START Text

# Second best to orijen?



## 510samson (Dec 22, 2010)

If i cant find orijen for sasmon who is 15 weeks what should i go with?


----------



## CPH (Sep 8, 2010)

Try Acana? Same company makes both.


----------



## 510samson (Dec 22, 2010)

Cool Thanks they dont have that either


----------



## Denali Girl (Nov 20, 2010)

Totw


----------



## Sunstreaked (Oct 26, 2010)

We've switched to Fromm Four Star Nutritionals. Eva is acting with this kibble like I am feeding her treats.


----------



## 510samson (Dec 22, 2010)

Denali Girl said:


> Totw


 What about all the too high calcium talk? is it true or not?


----------



## Emoore (Oct 9, 2002)

510samson said:


> What about all the too high calcium talk? is it true or not?


It's a good food, but too much calcium for a gsd puppy.


----------



## Denali Girl (Nov 20, 2010)

510samson said:


> What about all the too high calcium talk? is it true or not?


 
I am NOT the food guy lol, someone else will have to answer that one.


----------



## Denali Girl (Nov 20, 2010)

Oops, Emoore answered that already.


----------



## Emoore (Oct 9, 2002)

To the OP:

I am not going to tell you what food to buy, but I'll tell you how I go about choosing what to feed so you can decide for yourself: Go to the place you have nearby that sells dog food. Look for one with a named meat or meat meal as the first ingredient. Something like "chicken" or "lamb meal." Not "meat meal" because you don't know what kind of meat it is. If the first ingredient is meat, I like to see a meat meal in there too, since meat still has the water in it, but meat meal is dried up and actually contains more protein and nutrition per pound than regular meat. So you're looking for a good amount of meat and/or meat meal high up on the ingredient list. No by-products.

END Text

*Exercises to complete:*
1 > Restate the puppy food thread from "Oops, Emoore answered" up to and including "list. No by-products.", substituting "pet food" for "dog food".
2 > Resume the puppy food thread from where it stops.

START The data

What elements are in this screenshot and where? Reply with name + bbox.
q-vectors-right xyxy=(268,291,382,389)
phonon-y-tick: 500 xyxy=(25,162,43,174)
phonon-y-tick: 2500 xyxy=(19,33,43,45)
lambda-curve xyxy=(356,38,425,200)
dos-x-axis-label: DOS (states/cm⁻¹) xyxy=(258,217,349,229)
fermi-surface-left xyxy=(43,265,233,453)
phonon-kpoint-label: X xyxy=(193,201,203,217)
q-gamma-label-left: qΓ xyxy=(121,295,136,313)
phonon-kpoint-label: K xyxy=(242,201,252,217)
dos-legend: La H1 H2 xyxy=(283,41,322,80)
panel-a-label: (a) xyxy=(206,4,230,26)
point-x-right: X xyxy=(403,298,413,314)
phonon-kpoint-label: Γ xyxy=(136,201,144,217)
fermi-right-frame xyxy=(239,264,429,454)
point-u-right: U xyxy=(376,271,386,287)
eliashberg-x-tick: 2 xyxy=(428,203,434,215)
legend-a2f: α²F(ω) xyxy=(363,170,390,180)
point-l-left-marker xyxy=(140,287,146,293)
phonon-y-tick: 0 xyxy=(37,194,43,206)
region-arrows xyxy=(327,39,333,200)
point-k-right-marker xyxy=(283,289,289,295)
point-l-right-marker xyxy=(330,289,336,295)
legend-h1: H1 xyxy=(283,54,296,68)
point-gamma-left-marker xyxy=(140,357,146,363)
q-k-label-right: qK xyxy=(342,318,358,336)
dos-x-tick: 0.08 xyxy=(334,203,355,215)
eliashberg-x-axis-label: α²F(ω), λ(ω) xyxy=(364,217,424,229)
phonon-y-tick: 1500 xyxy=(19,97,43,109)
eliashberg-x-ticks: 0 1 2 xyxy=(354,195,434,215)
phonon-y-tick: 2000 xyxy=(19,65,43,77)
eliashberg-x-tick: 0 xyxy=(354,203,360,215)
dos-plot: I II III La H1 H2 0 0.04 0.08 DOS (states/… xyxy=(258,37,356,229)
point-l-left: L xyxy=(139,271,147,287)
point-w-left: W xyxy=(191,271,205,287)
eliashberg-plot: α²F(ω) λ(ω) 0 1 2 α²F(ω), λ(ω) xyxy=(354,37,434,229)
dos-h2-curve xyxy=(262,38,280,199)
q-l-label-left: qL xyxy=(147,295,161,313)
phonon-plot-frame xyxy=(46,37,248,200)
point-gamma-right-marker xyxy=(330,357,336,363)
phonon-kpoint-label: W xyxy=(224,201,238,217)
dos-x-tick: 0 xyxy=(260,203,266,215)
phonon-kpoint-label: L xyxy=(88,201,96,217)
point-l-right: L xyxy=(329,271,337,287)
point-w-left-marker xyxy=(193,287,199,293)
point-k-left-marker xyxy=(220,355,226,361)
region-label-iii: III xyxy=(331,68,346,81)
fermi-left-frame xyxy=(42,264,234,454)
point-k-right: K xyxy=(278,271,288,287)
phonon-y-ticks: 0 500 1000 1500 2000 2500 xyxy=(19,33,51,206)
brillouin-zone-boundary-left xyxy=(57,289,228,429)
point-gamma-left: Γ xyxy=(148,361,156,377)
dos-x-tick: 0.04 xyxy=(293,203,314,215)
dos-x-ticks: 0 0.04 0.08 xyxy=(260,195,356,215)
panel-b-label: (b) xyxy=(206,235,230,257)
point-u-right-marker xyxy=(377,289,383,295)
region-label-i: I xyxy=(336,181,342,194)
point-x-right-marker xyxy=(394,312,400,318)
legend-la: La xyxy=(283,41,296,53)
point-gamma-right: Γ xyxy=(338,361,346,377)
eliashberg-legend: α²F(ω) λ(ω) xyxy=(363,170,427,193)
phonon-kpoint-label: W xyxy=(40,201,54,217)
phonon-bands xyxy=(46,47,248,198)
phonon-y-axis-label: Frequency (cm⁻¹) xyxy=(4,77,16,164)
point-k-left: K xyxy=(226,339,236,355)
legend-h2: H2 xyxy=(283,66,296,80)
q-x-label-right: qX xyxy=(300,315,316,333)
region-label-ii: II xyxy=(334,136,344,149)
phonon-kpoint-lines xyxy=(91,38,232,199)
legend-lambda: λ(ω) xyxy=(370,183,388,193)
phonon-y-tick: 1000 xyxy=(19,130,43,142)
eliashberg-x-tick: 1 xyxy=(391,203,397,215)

END The data

*Answers given:*
1 >
Oops, Emoore answered that already.


----------



## Emoore (Oct 9, 2002)

To the OP:

I am not going to tell you what food to buy, but I'll tell you how I go about choosing what to feed so you can decide for yourself: Go to the place you have nearby that sells pet food. Look for one with a named meat or meat meal as the first ingredient. Something like "chicken" or "lamb meal." Not "meat meal" because you don't know what kind of meat it is. If the first ingredient is meat, I like to see a meat meal in there too, since meat still has the water in it, but meat meal is dried up and actually contains more protein and nutrition per pound than regular meat. So you're looking for a good amount of meat and/or meat meal high up on the ingredient list. No by-products.

2 >
Personally, I like to chose a product with no corn, soy, or wheat as these tend to be causes of allergies. Also, a lot of low-quality foods use these ingredients as fillers, and a lot of high quality foods don't have them. Some will argue that you can find a good quality food with corn, wheat, and soy but I'm just stating a general rule I like to follow. 

Next, since you have a puppy, look for less than 1.5% calcium and less than 1.2% phosphorus MAX. Some products only list the minimum, and then you have to do more research or call the company. Studies have shown that dogs fed a high-calcium, high-phosphorus diet tended to develop more joint problems. The study did not determine an acceptable maximum, but 1.5/1.2 is used as a general rule of thumb by a lot of people. Again, some are of the opinion that this is a load of hooey. But I'm talking about what I do when I chose a food.

So: I've got a food with lots of named meat. No byproducts, no soy, no wheat, no corn. The cal/phos ratios are right. Is it in my budget? If yes, I buy a smallish bag and _slowly_ switch my dog over to it to see how he does. If he does well, we have a winner. If he has soupy poops after switching slowly, or develops an itchy rash or stinky ears, I repeat the process with another food.


----------



## jakeandrenee (Apr 30, 2010)

Also to the OP, there are many sites online that deliver dog food to your dog with free shipping so you don't have to concern yourself with if it's at the local Petsmart. Some companies have auto ship as well so you never have to panic you let the food get to low and won't get your delivery in time....something to consider if you can't get the food you want to feed close to home.


----------



## pmerandi18 (Jan 13, 2011)

What is a good online site that is reputable for ordering dog food from?


----------



## jakeandrenee (Apr 30, 2010)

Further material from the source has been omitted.